Task brief:
Return the number of lines that contain the word "export", and return nothing else.

Collected data entries:
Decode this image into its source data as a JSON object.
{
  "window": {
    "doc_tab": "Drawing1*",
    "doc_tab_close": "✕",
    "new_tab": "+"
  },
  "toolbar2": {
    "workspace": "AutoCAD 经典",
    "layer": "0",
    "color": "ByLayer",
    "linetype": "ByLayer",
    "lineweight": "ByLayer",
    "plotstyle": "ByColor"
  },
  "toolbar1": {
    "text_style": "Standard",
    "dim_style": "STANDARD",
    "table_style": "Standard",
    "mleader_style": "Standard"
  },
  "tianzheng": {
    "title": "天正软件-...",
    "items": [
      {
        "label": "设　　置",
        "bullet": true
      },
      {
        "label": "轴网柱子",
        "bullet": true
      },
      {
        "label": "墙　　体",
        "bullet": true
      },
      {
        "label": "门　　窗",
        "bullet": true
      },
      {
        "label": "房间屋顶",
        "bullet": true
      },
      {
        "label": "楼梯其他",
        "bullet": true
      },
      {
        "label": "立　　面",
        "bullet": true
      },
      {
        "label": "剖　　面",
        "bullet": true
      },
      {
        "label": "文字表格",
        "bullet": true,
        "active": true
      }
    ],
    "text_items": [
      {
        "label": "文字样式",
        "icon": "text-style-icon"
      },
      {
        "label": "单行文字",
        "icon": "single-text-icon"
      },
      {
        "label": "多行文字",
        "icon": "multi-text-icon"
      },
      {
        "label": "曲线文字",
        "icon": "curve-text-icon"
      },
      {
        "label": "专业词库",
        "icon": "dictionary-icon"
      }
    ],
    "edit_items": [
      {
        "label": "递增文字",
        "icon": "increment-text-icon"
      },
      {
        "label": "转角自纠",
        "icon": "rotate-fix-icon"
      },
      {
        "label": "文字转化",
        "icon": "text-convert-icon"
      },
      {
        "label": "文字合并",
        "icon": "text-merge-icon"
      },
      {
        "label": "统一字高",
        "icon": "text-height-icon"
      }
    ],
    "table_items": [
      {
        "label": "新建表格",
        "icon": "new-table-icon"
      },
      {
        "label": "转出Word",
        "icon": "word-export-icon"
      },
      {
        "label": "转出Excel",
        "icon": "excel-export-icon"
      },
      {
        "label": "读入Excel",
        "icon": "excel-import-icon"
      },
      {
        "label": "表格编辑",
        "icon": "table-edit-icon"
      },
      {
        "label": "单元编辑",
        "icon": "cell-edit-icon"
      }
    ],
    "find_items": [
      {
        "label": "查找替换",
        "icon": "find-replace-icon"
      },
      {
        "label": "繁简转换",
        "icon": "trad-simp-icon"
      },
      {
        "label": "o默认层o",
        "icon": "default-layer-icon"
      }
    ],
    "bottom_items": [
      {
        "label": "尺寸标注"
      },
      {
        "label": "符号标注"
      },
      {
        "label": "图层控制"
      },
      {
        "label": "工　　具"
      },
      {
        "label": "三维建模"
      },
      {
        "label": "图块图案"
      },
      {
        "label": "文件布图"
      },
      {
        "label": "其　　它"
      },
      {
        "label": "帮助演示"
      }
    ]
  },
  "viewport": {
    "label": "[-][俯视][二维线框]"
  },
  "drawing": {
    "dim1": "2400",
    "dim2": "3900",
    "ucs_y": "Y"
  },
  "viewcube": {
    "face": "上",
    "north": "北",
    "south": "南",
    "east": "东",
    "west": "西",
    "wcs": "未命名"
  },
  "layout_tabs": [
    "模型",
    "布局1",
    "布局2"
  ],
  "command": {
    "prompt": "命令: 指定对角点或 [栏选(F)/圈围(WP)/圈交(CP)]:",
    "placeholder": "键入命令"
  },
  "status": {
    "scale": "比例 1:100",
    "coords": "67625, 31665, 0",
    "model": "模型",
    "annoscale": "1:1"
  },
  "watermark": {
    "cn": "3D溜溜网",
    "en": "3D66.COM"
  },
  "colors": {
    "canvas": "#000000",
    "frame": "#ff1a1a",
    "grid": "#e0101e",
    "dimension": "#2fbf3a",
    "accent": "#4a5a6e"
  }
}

Finished task:
2